• Data extract:
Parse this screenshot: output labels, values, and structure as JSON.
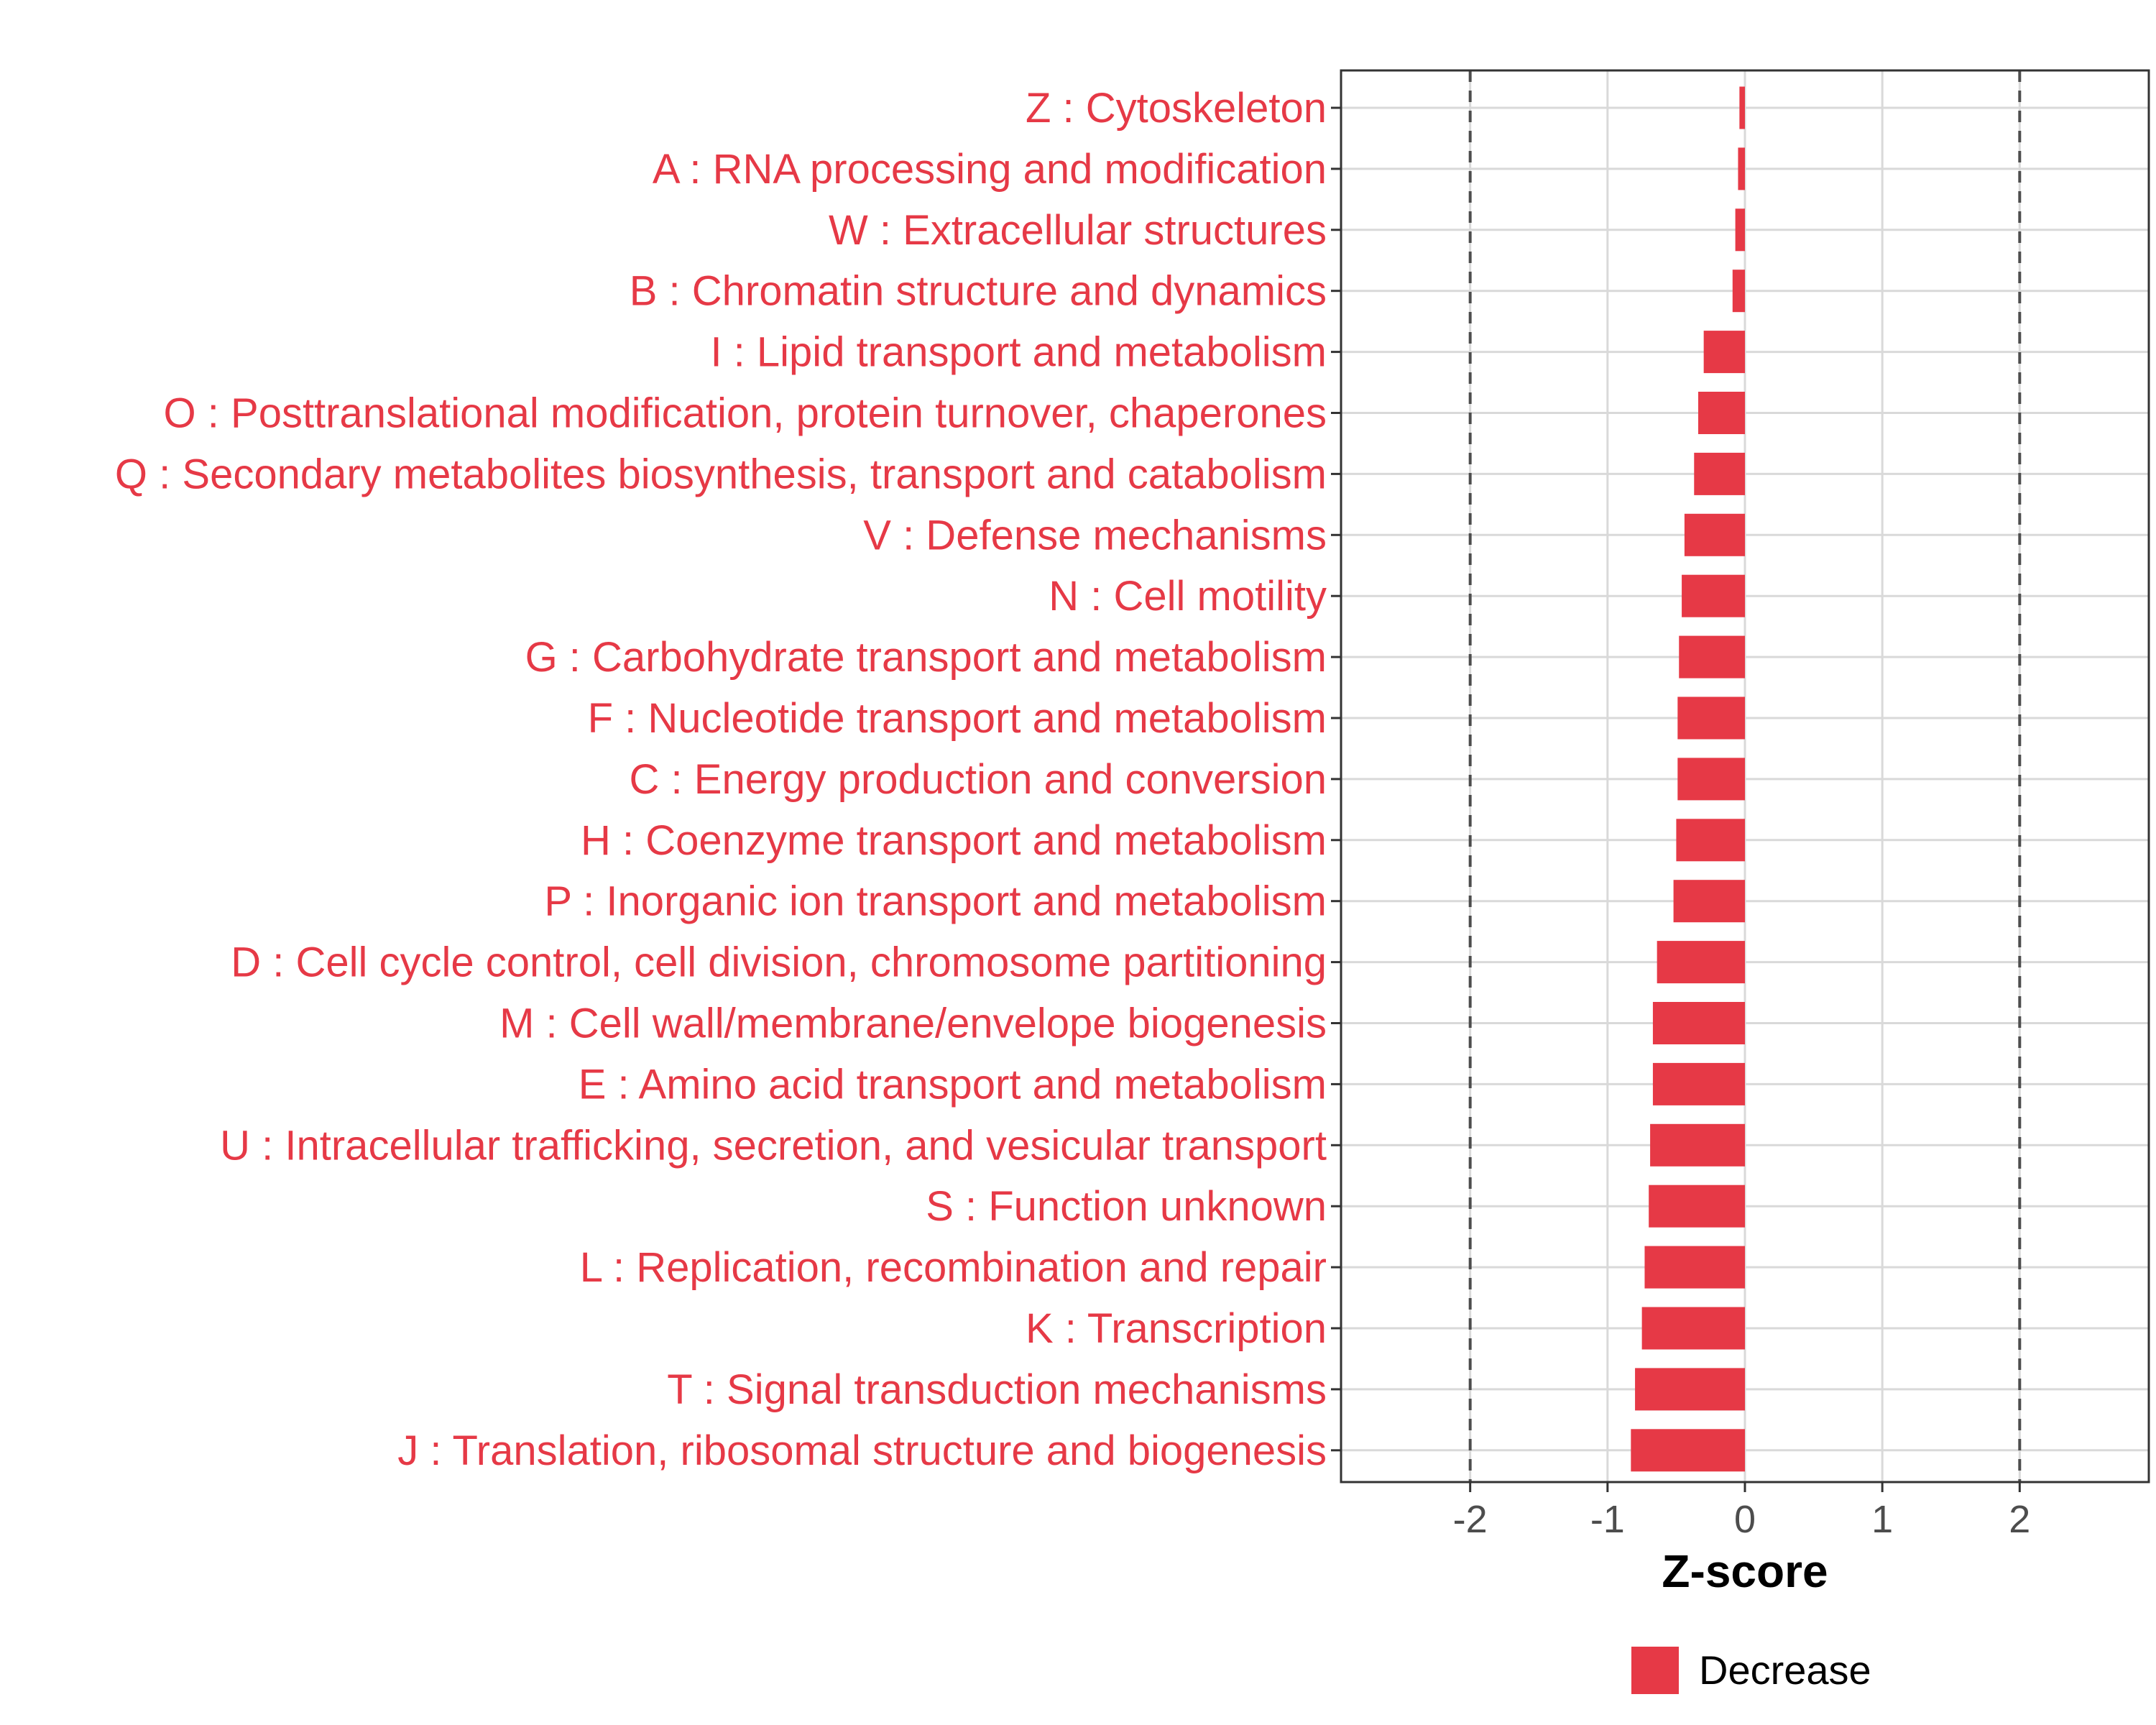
{
  "chart_data": {
    "type": "bar",
    "orientation": "horizontal",
    "title": "",
    "xlabel": "Z-score",
    "ylabel": "",
    "xlim": [
      -2.94,
      2.94
    ],
    "xticks": [
      -2,
      -1,
      0,
      1,
      2
    ],
    "xtick_labels": [
      "-2",
      "-1",
      "0",
      "1",
      "2"
    ],
    "reference_lines": [
      -2,
      2
    ],
    "grid": true,
    "categories": [
      "Z : Cytoskeleton",
      "A : RNA processing and modification",
      "W : Extracellular structures",
      "B : Chromatin structure and dynamics",
      "I : Lipid transport and metabolism",
      "O : Posttranslational modification, protein turnover, chaperones",
      "Q : Secondary metabolites biosynthesis, transport and catabolism",
      "V : Defense mechanisms",
      "N : Cell motility",
      "G : Carbohydrate transport and metabolism",
      "F : Nucleotide transport and metabolism",
      "C : Energy production and conversion",
      "H : Coenzyme transport and metabolism",
      "P : Inorganic ion transport and metabolism",
      "D : Cell cycle control, cell division, chromosome partitioning",
      "M : Cell wall/membrane/envelope biogenesis",
      "E : Amino acid transport and metabolism",
      "U : Intracellular trafficking, secretion, and vesicular transport",
      "S : Function unknown",
      "L : Replication, recombination and repair",
      "K : Transcription",
      "T : Signal transduction mechanisms",
      "J : Translation, ribosomal structure and biogenesis"
    ],
    "values": [
      -0.04,
      -0.05,
      -0.07,
      -0.09,
      -0.3,
      -0.34,
      -0.37,
      -0.44,
      -0.46,
      -0.48,
      -0.49,
      -0.49,
      -0.5,
      -0.52,
      -0.64,
      -0.67,
      -0.67,
      -0.69,
      -0.7,
      -0.73,
      -0.75,
      -0.8,
      -0.83
    ],
    "legend": {
      "title": "",
      "entries": [
        {
          "label": "Decrease",
          "color": "#e63946"
        }
      ],
      "position": "bottom"
    },
    "colors": {
      "bar": "#e63946",
      "label": "#e63946",
      "grid": "#d9d9d9",
      "axis": "#333333",
      "refline": "#4d4d4d"
    }
  }
}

• Task objective:
Output the lines above in full and exactly. Leave out every picture.

• Written response:
Parse this screenshot: output labels, values, and structure as JSON.
{
  "chart_data": {
    "type": "bar",
    "orientation": "horizontal",
    "title": "",
    "xlabel": "Z-score",
    "ylabel": "",
    "xlim": [
      -2.94,
      2.94
    ],
    "xticks": [
      -2,
      -1,
      0,
      1,
      2
    ],
    "xtick_labels": [
      "-2",
      "-1",
      "0",
      "1",
      "2"
    ],
    "reference_lines": [
      -2,
      2
    ],
    "grid": true,
    "categories": [
      "Z : Cytoskeleton",
      "A : RNA processing and modification",
      "W : Extracellular structures",
      "B : Chromatin structure and dynamics",
      "I : Lipid transport and metabolism",
      "O : Posttranslational modification, protein turnover, chaperones",
      "Q : Secondary metabolites biosynthesis, transport and catabolism",
      "V : Defense mechanisms",
      "N : Cell motility",
      "G : Carbohydrate transport and metabolism",
      "F : Nucleotide transport and metabolism",
      "C : Energy production and conversion",
      "H : Coenzyme transport and metabolism",
      "P : Inorganic ion transport and metabolism",
      "D : Cell cycle control, cell division, chromosome partitioning",
      "M : Cell wall/membrane/envelope biogenesis",
      "E : Amino acid transport and metabolism",
      "U : Intracellular trafficking, secretion, and vesicular transport",
      "S : Function unknown",
      "L : Replication, recombination and repair",
      "K : Transcription",
      "T : Signal transduction mechanisms",
      "J : Translation, ribosomal structure and biogenesis"
    ],
    "values": [
      -0.04,
      -0.05,
      -0.07,
      -0.09,
      -0.3,
      -0.34,
      -0.37,
      -0.44,
      -0.46,
      -0.48,
      -0.49,
      -0.49,
      -0.5,
      -0.52,
      -0.64,
      -0.67,
      -0.67,
      -0.69,
      -0.7,
      -0.73,
      -0.75,
      -0.8,
      -0.83
    ],
    "legend": {
      "title": "",
      "entries": [
        {
          "label": "Decrease",
          "color": "#e63946"
        }
      ],
      "position": "bottom"
    },
    "colors": {
      "bar": "#e63946",
      "label": "#e63946",
      "grid": "#d9d9d9",
      "axis": "#333333",
      "refline": "#4d4d4d"
    }
  }
}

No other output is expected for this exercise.